FIGURE 9. Latitudinal trend in deep ocean particle flux in the North Atlantic defined as data collected deeper than 2,000 m. Data from Guieu et al. (2005) which includes some unpublished data from other sources (33, 34, 48°N), Lampitt (1992) (32°N), Pabortsava et al. (2017) (23°N), Fischer et al. (2020) (ESTOC) (29°N), Conte et al. (2019 and Pers. Comm.) (OFP Bermuda) (32°N) and Waniek et al. (2005) (33, 47, 54°N) and PAP-SO reported here. The three time series stations with more than 10 complete years of data are identified by acronym.
TABLE 1. Characteristics of flux at time series stations in the North Atlantic at which downward flux >2,000 m has been measured for complete years.
At PAP-SO, for several of the years, the peak in deep ocean POC flux preceded or was synchronous with the peak in NPP (Supplementary Figure S8) leading to the conclusion that although NPP is the ultimate driver for downward flux (Siegel et al., 2014) there may well be major seasonal variation in the export efficiency and/or transfer efficiency. This is not unexpected and is now being incorporated into biogeochemical models of particle flux (Dinauer et al., 2022).
========================================================================
> [GOALS]
• a. In the passage on North Atlantic deep ocean particle flux, how deep must data be collected to count as deep ocean flux?
• b. Please carry on with the passage on North Atlantic deep ocean particle flux from the point where it stops.
========================================================================
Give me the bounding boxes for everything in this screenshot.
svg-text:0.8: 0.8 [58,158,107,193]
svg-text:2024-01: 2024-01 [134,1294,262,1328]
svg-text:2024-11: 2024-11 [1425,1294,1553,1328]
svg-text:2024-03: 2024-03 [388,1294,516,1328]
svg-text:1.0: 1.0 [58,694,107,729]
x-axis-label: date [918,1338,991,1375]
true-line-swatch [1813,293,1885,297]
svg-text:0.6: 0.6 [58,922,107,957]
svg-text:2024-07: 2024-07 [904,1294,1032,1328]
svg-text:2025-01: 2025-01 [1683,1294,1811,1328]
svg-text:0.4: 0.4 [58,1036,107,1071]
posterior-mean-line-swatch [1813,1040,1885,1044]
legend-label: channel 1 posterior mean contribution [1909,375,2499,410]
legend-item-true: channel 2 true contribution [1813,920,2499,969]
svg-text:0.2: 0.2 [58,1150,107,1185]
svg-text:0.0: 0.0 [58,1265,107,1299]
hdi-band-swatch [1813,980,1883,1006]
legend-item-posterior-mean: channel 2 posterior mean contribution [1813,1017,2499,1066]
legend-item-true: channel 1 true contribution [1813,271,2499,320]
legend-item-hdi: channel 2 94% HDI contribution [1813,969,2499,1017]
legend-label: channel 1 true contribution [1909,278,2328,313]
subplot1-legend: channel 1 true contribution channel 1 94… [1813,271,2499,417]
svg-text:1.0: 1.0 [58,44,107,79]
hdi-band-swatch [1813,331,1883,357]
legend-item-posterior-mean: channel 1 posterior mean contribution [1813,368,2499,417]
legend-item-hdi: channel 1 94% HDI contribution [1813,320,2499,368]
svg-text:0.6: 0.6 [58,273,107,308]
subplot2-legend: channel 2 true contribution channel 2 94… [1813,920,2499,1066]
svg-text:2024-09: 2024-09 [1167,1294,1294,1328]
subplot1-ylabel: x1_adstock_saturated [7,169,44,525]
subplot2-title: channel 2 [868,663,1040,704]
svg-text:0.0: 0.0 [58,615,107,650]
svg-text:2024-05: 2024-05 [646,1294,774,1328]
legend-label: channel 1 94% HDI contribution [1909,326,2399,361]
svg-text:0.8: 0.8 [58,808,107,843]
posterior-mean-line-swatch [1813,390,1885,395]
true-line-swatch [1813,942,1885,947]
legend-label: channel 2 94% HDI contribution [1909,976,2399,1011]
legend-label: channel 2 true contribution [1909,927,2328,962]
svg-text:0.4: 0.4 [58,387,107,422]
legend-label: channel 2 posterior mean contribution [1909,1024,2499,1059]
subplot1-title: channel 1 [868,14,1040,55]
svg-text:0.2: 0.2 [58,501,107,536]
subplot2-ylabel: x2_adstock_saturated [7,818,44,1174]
========================================================================
> [SOLVED PROBLEMS]
• a. Deeper than 2,000 m.

• b.
The cause of the large interannual variability in POC sequestration flux and, to a lesser extent, Total Mass flux and PIC flux lies in the occurrence of pulses of organic material in late summer in about half of the years which are manifest as being highly enriched. Enriched pulses are subjectively defined for this paper as material with an organic carbon content greater than 12% of the mass flux which occurred in half of the 18 “good” years (Figure 10A). Concentrations as high as this are very rarely reported in deep ocean sediment trap studies with, for instance at OFP Bermuda, values of 5.0% ± 0.7% over the first quarter of the year decreasing to 4.7% ±0.7% for each of the subsequent quarters (Conte et al., 2019 and Pers. Comm.).
FIGURE 10. (A) Annual time series of percent POC for each of the “good” years distinguished according to whether the late-summer peaks were early (August–September) or late (October–November). (B) Annual POC flux distinguished according to whether the years were characterised by enriched material in the cups and whether this was early or late. Period 3 is identified as a time when, if there was enrichment, it was later in the year.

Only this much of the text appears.